- [Directions for this task]: The entries need to be copied exactly.

- [A block of data]:
==*==
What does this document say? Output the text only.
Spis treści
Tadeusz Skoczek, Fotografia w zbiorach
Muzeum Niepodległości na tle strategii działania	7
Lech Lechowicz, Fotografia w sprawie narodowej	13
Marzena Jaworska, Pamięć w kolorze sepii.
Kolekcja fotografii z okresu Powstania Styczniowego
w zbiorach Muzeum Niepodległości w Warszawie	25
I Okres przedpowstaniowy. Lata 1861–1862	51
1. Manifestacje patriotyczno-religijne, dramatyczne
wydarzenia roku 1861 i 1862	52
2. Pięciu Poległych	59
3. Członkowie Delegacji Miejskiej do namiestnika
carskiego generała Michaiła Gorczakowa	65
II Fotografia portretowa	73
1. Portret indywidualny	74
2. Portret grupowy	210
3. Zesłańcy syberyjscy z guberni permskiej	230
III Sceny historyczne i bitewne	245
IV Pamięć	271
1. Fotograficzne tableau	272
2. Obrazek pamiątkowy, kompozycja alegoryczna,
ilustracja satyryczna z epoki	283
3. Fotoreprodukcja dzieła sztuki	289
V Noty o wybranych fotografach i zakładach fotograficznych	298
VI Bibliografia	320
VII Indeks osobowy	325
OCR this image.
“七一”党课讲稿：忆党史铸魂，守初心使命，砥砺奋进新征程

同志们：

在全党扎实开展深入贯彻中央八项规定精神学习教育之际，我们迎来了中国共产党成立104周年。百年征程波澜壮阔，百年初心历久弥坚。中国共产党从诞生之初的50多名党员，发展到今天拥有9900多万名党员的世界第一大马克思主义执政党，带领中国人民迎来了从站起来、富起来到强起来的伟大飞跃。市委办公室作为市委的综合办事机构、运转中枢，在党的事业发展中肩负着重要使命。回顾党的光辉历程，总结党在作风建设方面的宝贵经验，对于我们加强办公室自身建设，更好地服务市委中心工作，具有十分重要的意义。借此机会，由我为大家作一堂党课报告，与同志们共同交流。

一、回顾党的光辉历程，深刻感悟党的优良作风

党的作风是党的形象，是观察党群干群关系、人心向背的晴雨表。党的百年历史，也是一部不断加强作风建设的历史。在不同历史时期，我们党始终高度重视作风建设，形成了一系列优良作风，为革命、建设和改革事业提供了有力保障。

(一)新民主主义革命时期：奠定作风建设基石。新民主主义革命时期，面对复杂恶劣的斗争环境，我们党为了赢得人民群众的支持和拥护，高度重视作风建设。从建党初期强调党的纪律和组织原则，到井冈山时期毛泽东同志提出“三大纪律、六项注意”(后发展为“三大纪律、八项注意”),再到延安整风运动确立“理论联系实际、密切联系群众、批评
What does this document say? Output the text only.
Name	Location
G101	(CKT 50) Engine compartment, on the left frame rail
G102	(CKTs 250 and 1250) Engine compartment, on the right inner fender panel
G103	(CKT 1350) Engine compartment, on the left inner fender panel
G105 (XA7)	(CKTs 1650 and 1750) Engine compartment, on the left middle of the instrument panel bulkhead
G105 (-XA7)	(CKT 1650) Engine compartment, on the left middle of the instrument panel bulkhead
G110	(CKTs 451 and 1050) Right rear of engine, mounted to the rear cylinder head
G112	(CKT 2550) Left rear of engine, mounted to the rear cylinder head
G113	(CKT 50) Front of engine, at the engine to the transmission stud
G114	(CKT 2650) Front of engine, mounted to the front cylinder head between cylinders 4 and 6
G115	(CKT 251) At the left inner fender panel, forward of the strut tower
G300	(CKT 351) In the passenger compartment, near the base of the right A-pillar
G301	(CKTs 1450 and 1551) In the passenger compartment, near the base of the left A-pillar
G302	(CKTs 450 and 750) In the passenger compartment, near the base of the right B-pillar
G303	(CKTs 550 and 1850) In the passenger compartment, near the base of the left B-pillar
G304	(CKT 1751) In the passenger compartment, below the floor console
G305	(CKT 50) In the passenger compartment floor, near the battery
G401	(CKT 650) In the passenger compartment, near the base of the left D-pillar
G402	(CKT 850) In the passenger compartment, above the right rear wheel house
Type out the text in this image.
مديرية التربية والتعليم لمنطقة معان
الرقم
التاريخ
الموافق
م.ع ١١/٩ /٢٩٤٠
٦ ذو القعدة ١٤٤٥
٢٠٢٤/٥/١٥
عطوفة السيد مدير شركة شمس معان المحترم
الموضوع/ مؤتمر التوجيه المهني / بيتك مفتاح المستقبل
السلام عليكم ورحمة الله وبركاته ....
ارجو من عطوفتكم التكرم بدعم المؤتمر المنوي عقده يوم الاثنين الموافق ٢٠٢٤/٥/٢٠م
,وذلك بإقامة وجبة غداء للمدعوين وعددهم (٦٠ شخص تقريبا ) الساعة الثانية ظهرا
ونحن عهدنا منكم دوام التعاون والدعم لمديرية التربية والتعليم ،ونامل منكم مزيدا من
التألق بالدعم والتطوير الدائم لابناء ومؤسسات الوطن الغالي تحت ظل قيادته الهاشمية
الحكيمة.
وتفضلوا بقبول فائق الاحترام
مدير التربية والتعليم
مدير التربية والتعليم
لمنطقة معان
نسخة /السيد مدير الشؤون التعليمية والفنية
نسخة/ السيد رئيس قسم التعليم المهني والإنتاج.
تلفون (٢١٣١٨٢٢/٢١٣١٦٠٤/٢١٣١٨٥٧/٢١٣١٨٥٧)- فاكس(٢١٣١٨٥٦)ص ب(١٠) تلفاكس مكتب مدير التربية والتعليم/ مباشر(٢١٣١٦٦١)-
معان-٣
==*==
- [Exercise answer]:
What does this document say? Output the text only.
Spis treści
Tadeusz Skoczek, Fotografia w zbiorach
Muzeum Niepodległości na tle strategii działania	7
Lech Lechowicz, Fotografia w sprawie narodowej	13
Marzena Jaworska, Pamięć w kolorze sepii.
Kolekcja fotografii z okresu Powstania Styczniowego
w zbiorach Muzeum Niepodległości w Warszawie	25
I Okres przedpowstaniowy. Lata 1861–1862	51
1. Manifestacje patriotyczno-religijne, dramatyczne
wydarzenia roku 1861 i 1862	52
2. Pięciu Poległych	59
3. Członkowie Delegacji Miejskiej do namiestnika
carskiego generała Michaiła Gorczakowa	65
II Fotografia portretowa	73
1. Portret indywidualny	74
2. Portret grupowy	210
3. Zesłańcy syberyjscy z guberni permskiej	230
III Sceny historyczne i bitewne	245
IV Pamięć	271
1. Fotograficzne tableau	272
2. Obrazek pamiątkowy, kompozycja alegoryczna,
ilustracja satyryczna z epoki	283
3. Fotoreprodukcja dzieła sztuki	289
V Noty o wybranych fotografach i zakładach fotograficznych	298
VI Bibliografia	320
VII Indeks osobowy	325
OCR this image.
“七一”党课讲稿：忆党史铸魂，守初心使命，砥砺奋进新征程

同志们：

在全党扎实开展深入贯彻中央八项规定精神学习教育之际，我们迎来了中国共产党成立104周年。百年征程波澜壮阔，百年初心历久弥坚。中国共产党从诞生之初的50多名党员，发展到今天拥有9900多万名党员的世界第一大马克思主义执政党，带领中国人民迎来了从站起来、富起来到强起来的伟大飞跃。市委办公室作为市委的综合办事机构、运转中枢，在党的事业发展中肩负着重要使命。回顾党的光辉历程，总结党在作风建设方面的宝贵经验，对于我们加强办公室自身建设，更好地服务市委中心工作，具有十分重要的意义。借此机会，由我为大家作一堂党课报告，与同志们共同交流。

一、回顾党的光辉历程，深刻感悟党的优良作风

党的作风是党的形象，是观察党群干群关系、人心向背的晴雨表。党的百年历史，也是一部不断加强作风建设的历史。在不同历史时期，我们党始终高度重视作风建设，形成了一系列优良作风，为革命、建设和改革事业提供了有力保障。

(一)新民主主义革命时期：奠定作风建设基石。新民主主义革命时期，面对复杂恶劣的斗争环境，我们党为了赢得人民群众的支持和拥护，高度重视作风建设。从建党初期强调党的纪律和组织原则，到井冈山时期毛泽东同志提出“三大纪律、六项注意”(后发展为“三大纪律、八项注意”),再到延安整风运动确立“理论联系实际、密切联系群众、批评
What does this document say? Output the text only.
Name	Location
G101	(CKT 50) Engine compartment, on the left frame rail
G102	(CKTs 250 and 1250) Engine compartment, on the right inner fender panel
G103	(CKT 1350) Engine compartment, on the left inner fender panel
G105 (XA7)	(CKTs 1650 and 1750) Engine compartment, on the left middle of the instrument panel bulkhead
G105 (-XA7)	(CKT 1650) Engine compartment, on the left middle of the instrument panel bulkhead
G110	(CKTs 451 and 1050) Right rear of engine, mounted to the rear cylinder head
G112	(CKT 2550) Left rear of engine, mounted to the rear cylinder head
G113	(CKT 50) Front of engine, at the engine to the transmission stud
G114	(CKT 2650) Front of engine, mounted to the front cylinder head between cylinders 4 and 6
G115	(CKT 251) At the left inner fender panel, forward of the strut tower
G300	(CKT 351) In the passenger compartment, near the base of the right A-pillar
G301	(CKTs 1450 and 1551) In the passenger compartment, near the base of the left A-pillar
G302	(CKTs 450 and 750) In the passenger compartment, near the base of the right B-pillar
G303	(CKTs 550 and 1850) In the passenger compartment, near the base of the left B-pillar
G304	(CKT 1751) In the passenger compartment, below the floor console
G305	(CKT 50) In the passenger compartment floor, near the battery
G401	(CKT 650) In the passenger compartment, near the base of the left D-pillar
G402	(CKT 850) In the passenger compartment, above the right rear wheel house
Type out the text in this image.
مديرية التربية والتعليم لمنطقة معان
الرقم
التاريخ
الموافق
م.ع ١١/٩ /٢٩٤٠
٦ ذو القعدة ١٤٤٥
٢٠٢٤/٥/١٥
عطوفة السيد مدير شركة شمس معان المحترم
الموضوع/ مؤتمر التوجيه المهني / بيتك مفتاح المستقبل
السلام عليكم ورحمة الله وبركاته ....
ارجو من عطوفتكم التكرم بدعم المؤتمر المنوي عقده يوم الاثنين الموافق ٢٠٢٤/٥/٢٠م
,وذلك بإقامة وجبة غداء للمدعوين وعددهم (٦٠ شخص تقريبا ) الساعة الثانية ظهرا
ونحن عهدنا منكم دوام التعاون والدعم لمديرية التربية والتعليم ،ونامل منكم مزيدا من
التألق بالدعم والتطوير الدائم لابناء ومؤسسات الوطن الغالي تحت ظل قيادته الهاشمية
الحكيمة.
وتفضلوا بقبول فائق الاحترام
مدير التربية والتعليم
مدير التربية والتعليم
لمنطقة معان
نسخة /السيد مدير الشؤون التعليمية والفنية
نسخة/ السيد رئيس قسم التعليم المهني والإنتاج.
تلفون (٢١٣١٨٢٢/٢١٣١٦٠٤/٢١٣١٨٥٧/٢١٣١٨٥٧)- فاكس(٢١٣١٨٥٦)ص ب(١٠) تلفاكس مكتب مدير التربية والتعليم/ مباشر(٢١٣١٦٦١)-
معان-٣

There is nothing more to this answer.